Records excerpted from a collection -
================================

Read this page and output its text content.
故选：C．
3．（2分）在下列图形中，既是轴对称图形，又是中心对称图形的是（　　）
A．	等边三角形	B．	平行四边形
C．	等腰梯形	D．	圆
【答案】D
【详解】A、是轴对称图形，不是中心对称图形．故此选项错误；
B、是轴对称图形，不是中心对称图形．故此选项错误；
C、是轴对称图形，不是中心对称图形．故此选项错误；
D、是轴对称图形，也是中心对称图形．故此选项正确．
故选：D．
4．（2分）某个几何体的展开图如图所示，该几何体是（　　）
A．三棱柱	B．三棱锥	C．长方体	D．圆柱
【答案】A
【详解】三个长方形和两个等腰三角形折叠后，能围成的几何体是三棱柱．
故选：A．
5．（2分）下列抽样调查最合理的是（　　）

================================

Task instructions - Where a line holds "故此选项错误", copy it out.

Output -
【详解】A、是轴对称图形，不是中心对称图形．故此选项错误；
B、是轴对称图形，不是中心对称图形．故此选项错误；
C、是轴对称图形，不是中心对称图形．故此选项错误；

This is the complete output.